SET OF TASKS:
a: In the blog post about grief and the writer's parents, at what age did the writer's father die?
b: Continue the blog post about grief and the writer's parents, starting after its last sentence.

--- TEXT SHOWN ---

Whatever my reasons for not blogging for awhile, here I am again. Like a bubble in the bottom of your glass of Pepsi, I just keep working my way back up to the top so I can go, "Pop!" in your face as you're taking a sip. 

When I sit down here to write, it's sometimes with a specific topic in mind, or more often lately, less focused on making a point but primarily just to have some copy to accompany my photos. It's interesting how my last blog involuntarily took turn a sharp turn down a steep path, headlong into my troubled relationship with my late mother.

It's not my intention to turn this blog into a psychiatrist's couch and all of my readers into analysts. When I write in a "stream of consciousness" mode, however, it's fairly obvious that I still have grief issues lying just below the surface. It's been just nine months since I lost my husband and mom and this blog serves as a forum for my recovery process from such intense grief. I hope you will all hang in there with me as it all plays out, and forgive my sporadic periods of neglect.

I've been feeling guilty about giving my mom such a bad rap in my last blog. She didn't become thoroughly ornery and unpleasant until she was quite old. By the time she was in her mid-80s, she had dropped all effort to maintain some semblance of a pleasant demeanor. She was ill, hurting, lonesome and very, very unhappy. It wasn't always so. Here's a photo of me adjusting a helmet for her when she came to visit us shortly after my dad passed away. During this period, she did a lot of things she'd never have dared to while he was still alive.
On this day, she'd decided she wanted my husband to take her for a ride on his Harley. She could be very funny at times, and she had us all cracking up when, grinning widely in purple and pink, she happily rode off behind Roger on his loudly rumbling bike. It was a sight we'd never thought we'd see. She took a number of big trips on her own during that period, even flying to France to see Normandy Beach. She visited several WWII memorials in France and Germany, wishfully hoping that by viewing them through her eyes, my dad could somehow see them, too. He never had a chance to return to Europe after he served there as a pilot in the Army Air Corps.

My dad, a highly decorated WWII combat veteran, was always reluctant to discuss his years of service in the European Theater. Perhaps had he lived longer, he may have eventually been able to open up a bit about that part of his past. However, he passed away at 64 from heart problems. I can understand now how my mom was attempting to connect with his spirit by going to those places. How many things she must have wished she would have asked him while he was still alive.

That's a big part of the sorrow of losing a close loved one: lost opportunities that can never be regained. With that in mind after losing my dad, I was aware that time was running out for me to forge a close relationship with my mom on this side of Heaven. So I gave it all I had in several last-ditch efforts in the final months of her life.

--- RECORDS ---

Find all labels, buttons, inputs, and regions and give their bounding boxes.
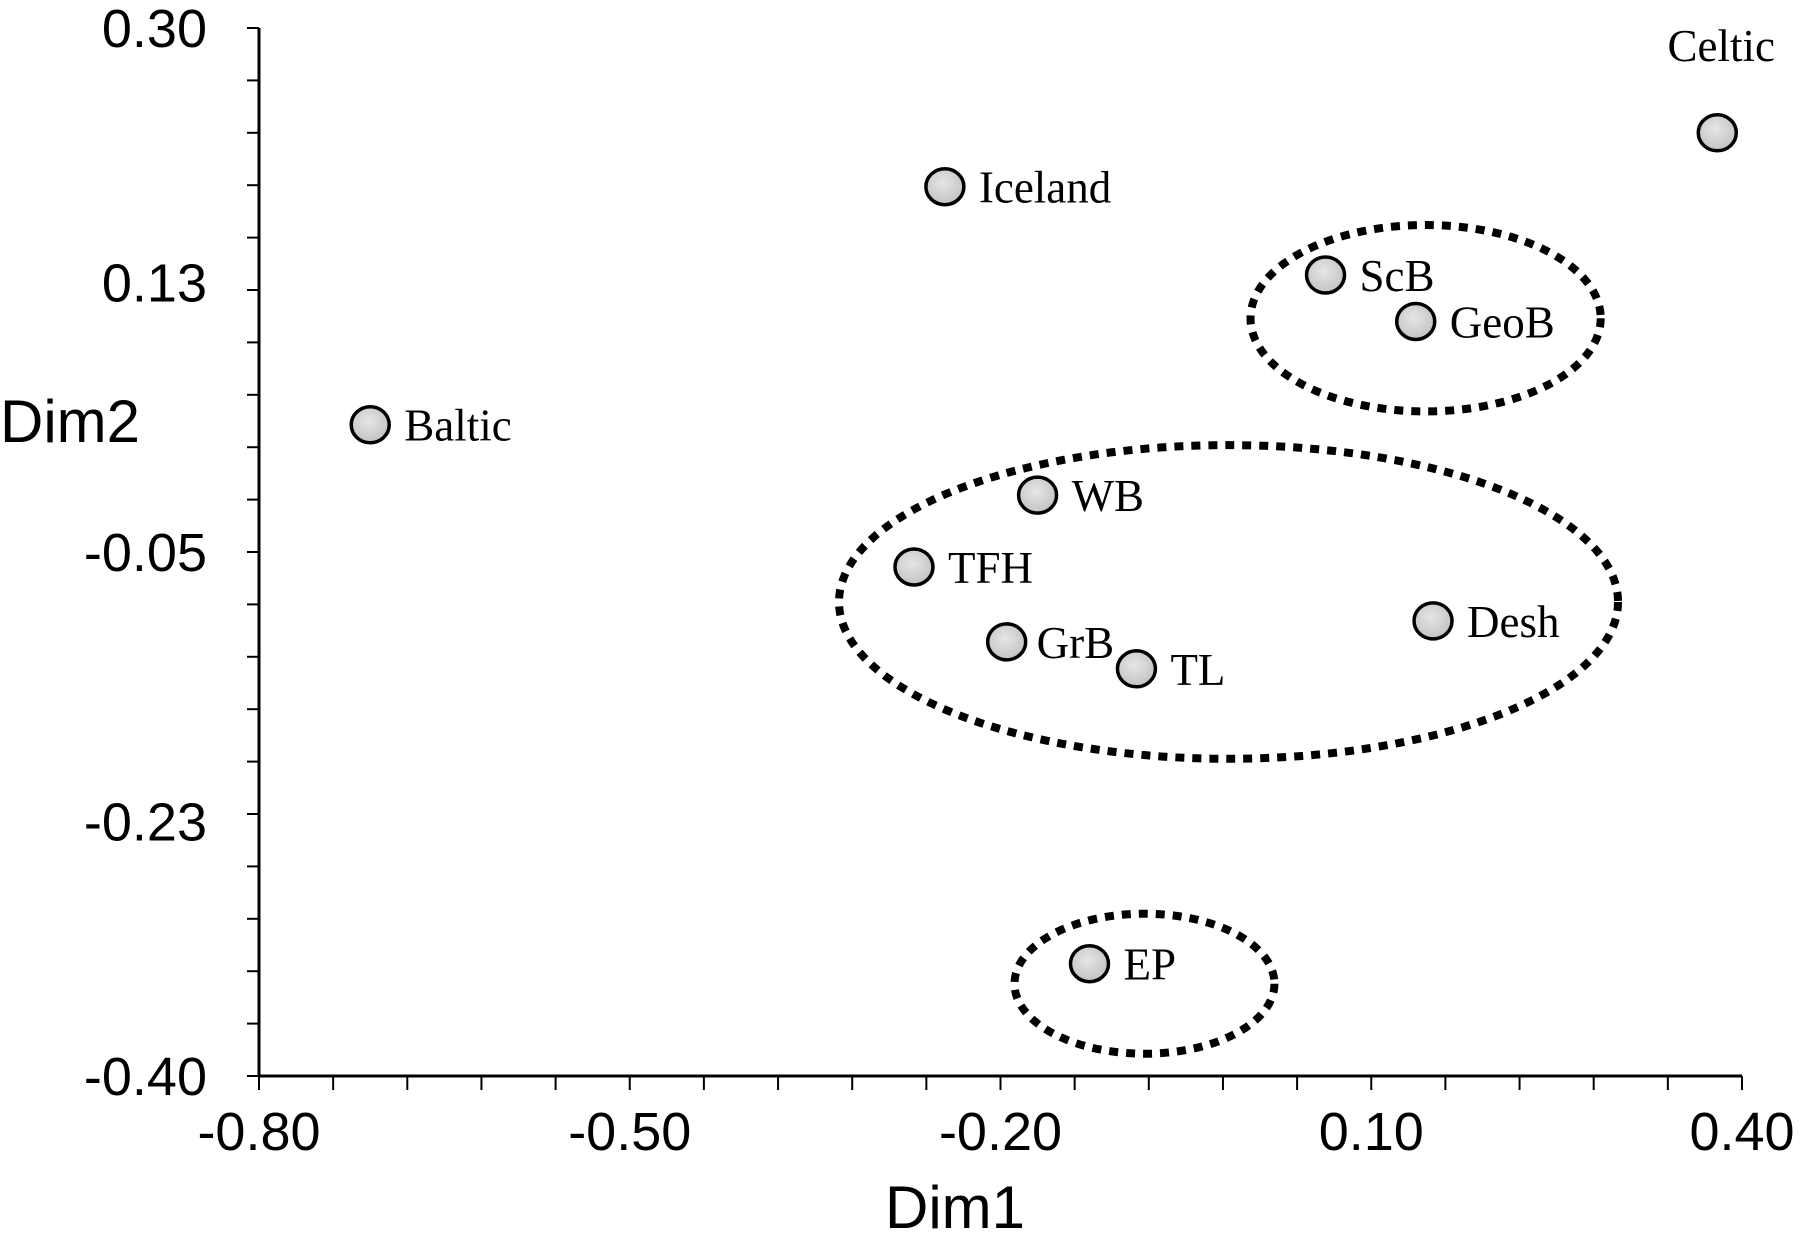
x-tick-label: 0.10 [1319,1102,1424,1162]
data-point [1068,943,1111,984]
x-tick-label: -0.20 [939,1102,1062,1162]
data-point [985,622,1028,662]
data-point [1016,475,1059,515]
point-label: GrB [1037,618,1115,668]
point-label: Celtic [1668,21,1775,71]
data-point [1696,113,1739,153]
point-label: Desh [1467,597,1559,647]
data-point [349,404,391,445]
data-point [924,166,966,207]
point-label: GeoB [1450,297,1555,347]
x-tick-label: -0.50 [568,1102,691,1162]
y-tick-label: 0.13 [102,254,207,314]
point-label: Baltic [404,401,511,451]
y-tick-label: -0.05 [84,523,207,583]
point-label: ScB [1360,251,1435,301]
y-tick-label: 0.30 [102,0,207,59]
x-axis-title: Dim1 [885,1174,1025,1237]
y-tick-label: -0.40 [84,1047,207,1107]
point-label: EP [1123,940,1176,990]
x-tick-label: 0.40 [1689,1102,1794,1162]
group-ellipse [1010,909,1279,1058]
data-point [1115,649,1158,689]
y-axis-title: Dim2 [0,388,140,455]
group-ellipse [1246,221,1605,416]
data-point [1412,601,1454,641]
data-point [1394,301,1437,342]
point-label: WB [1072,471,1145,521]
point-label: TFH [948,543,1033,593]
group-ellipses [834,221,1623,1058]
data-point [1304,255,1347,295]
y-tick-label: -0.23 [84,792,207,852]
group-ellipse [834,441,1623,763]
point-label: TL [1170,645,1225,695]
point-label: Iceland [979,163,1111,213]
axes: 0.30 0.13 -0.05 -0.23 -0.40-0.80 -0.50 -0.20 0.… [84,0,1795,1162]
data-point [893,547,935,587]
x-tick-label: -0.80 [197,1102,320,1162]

---
--- RECORDS ---

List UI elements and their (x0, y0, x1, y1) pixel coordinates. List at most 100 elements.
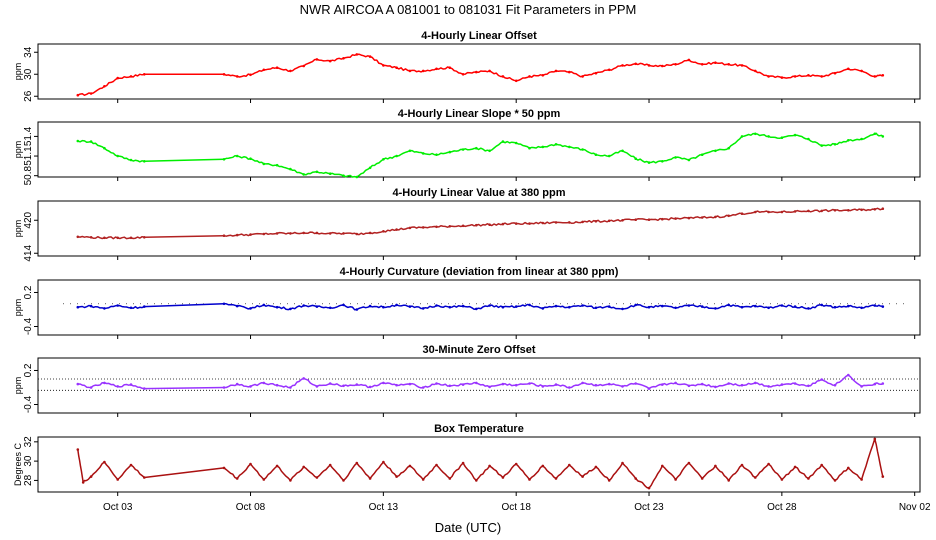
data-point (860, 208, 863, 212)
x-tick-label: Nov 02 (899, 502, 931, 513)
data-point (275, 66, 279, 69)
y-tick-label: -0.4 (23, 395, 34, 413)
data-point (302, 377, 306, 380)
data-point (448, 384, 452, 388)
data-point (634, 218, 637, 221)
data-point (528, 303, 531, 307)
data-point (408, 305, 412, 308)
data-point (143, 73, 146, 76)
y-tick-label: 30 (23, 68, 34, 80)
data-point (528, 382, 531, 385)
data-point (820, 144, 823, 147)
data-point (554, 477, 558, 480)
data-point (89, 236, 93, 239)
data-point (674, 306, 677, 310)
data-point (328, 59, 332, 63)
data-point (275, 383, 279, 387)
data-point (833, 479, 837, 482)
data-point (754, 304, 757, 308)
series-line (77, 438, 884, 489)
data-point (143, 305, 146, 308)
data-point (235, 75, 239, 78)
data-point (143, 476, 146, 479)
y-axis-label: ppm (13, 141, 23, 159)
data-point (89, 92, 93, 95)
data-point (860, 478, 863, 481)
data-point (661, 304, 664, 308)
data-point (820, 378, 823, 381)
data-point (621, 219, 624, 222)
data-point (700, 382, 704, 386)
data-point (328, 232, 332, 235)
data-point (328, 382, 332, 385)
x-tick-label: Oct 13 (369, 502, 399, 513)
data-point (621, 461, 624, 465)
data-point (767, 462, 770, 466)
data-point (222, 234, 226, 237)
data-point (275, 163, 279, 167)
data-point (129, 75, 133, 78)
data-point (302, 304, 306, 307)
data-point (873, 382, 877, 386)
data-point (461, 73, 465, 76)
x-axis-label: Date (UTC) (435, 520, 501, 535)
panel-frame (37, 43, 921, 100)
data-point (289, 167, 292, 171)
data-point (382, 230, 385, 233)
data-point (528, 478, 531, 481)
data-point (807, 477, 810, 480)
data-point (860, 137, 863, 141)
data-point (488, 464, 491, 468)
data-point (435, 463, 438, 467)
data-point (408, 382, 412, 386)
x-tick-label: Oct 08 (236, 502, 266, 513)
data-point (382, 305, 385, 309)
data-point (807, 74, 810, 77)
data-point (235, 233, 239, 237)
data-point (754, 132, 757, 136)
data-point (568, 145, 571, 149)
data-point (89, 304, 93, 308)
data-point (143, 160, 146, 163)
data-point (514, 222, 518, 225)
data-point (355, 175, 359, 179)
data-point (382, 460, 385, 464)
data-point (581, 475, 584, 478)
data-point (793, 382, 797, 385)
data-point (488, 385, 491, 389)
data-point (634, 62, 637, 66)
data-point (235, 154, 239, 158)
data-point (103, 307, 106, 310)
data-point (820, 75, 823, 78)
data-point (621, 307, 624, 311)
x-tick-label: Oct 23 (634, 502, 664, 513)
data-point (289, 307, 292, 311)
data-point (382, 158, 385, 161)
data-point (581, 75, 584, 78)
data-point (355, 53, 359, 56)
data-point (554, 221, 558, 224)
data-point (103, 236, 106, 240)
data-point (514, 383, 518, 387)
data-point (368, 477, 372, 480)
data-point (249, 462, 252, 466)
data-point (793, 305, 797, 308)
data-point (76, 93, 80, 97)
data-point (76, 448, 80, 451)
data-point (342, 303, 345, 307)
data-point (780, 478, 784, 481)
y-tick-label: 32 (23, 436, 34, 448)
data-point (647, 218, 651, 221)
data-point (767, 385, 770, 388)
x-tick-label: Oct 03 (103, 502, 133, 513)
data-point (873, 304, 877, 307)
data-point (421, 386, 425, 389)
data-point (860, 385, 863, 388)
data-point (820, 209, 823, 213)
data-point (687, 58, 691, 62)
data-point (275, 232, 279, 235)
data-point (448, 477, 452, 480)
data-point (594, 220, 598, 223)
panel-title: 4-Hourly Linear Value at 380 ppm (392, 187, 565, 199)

---
--- RECORDS ---

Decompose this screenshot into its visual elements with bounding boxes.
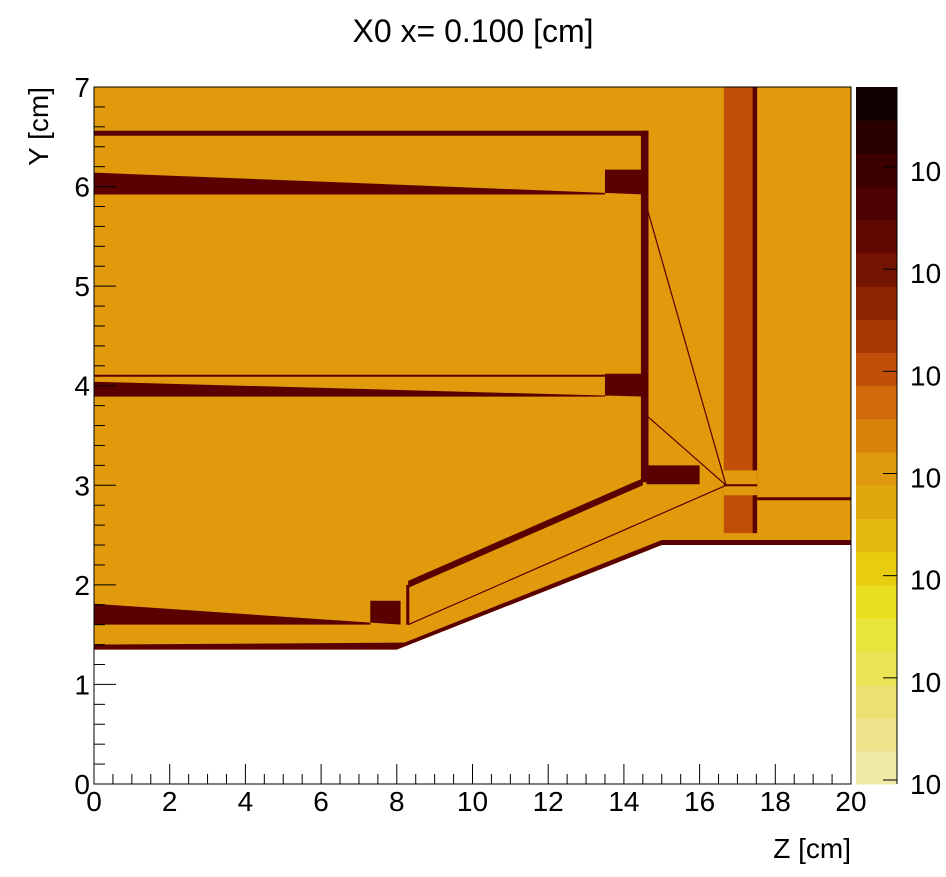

---

ANSWERS FOR THIS EXERCISE:
a: He died at 64, from heart problems.

b:
I believe, however, that my mom was so emotionally scarred by the trauma of her early years that it adversely affected her all of her life. I think she never knew what it feels like to have inner peace. Any baby-boomers whose parents were victims of unimaginably hard times in their formative years must know exactly what I'm talking about here.

My conclusion is that much of my mom's life-long struggle with depression and anger was the result in her tendency to embrace negativity. Early on she'd learned to quit hoping for happiness and good things to happen in her life. As a result, she failed to recognize them when they finally did.

In the end, it was all I could do to tolerate her abuse and love her anyway. It was wrenching to see her so miserable, but I did what I could to ease her pain. My brother and I tried to hire someone to come into her home and take care of her, but as I like to say, my mom wasn't prejudiced; she hated everybody equally.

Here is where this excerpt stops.